## begin PROVIDED RECORDS
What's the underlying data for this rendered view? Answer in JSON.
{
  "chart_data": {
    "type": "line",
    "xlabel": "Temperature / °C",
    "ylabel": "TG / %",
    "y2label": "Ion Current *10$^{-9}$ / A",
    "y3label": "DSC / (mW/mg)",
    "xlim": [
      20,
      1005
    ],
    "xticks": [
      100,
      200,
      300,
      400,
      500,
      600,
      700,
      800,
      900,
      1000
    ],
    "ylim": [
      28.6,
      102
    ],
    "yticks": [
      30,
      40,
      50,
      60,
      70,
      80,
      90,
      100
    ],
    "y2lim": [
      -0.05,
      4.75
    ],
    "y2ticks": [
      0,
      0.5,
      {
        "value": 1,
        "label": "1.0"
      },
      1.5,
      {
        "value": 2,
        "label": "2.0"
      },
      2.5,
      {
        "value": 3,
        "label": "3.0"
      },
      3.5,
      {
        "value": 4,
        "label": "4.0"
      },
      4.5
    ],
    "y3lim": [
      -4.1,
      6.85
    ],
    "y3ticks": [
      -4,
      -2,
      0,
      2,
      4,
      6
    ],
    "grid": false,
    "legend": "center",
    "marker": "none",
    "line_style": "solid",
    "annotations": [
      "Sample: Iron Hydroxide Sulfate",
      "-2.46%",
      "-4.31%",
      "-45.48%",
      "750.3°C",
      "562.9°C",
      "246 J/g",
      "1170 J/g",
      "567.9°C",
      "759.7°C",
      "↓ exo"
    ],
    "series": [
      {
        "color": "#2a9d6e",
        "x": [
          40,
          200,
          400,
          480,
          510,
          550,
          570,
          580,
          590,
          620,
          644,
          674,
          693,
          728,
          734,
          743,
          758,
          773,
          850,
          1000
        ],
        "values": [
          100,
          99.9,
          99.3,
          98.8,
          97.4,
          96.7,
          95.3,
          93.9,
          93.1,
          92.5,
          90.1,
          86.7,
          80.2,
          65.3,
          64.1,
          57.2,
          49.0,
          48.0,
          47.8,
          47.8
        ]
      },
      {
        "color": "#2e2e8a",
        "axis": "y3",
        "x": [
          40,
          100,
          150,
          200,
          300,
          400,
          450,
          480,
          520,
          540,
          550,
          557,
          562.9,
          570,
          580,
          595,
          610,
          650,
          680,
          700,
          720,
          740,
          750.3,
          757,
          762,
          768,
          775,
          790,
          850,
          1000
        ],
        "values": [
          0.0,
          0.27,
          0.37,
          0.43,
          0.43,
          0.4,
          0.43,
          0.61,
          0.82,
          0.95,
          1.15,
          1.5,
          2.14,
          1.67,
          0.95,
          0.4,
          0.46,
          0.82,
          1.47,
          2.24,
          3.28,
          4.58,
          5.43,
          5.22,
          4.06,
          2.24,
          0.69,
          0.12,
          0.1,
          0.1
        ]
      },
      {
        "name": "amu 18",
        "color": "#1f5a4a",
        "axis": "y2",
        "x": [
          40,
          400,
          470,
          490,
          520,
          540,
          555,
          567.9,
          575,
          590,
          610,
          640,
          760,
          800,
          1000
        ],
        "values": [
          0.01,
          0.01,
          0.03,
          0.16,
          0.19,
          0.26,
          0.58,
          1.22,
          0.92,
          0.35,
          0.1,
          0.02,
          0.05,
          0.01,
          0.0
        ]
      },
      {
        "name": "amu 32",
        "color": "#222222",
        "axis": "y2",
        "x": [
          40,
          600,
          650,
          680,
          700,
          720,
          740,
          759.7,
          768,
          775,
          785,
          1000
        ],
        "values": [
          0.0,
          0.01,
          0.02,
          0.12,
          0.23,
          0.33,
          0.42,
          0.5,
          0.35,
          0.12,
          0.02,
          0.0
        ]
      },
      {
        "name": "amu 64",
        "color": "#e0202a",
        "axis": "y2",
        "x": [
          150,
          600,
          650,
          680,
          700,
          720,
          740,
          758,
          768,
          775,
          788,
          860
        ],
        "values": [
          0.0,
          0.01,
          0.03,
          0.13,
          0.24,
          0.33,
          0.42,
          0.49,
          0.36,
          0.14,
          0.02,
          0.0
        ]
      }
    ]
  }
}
## end PROVIDED RECORDS
YOUR INSTRUCTIONS: Looking at the records above, count the lines where the word "color" appears. State only the number.

WRITTEN REPLY: 5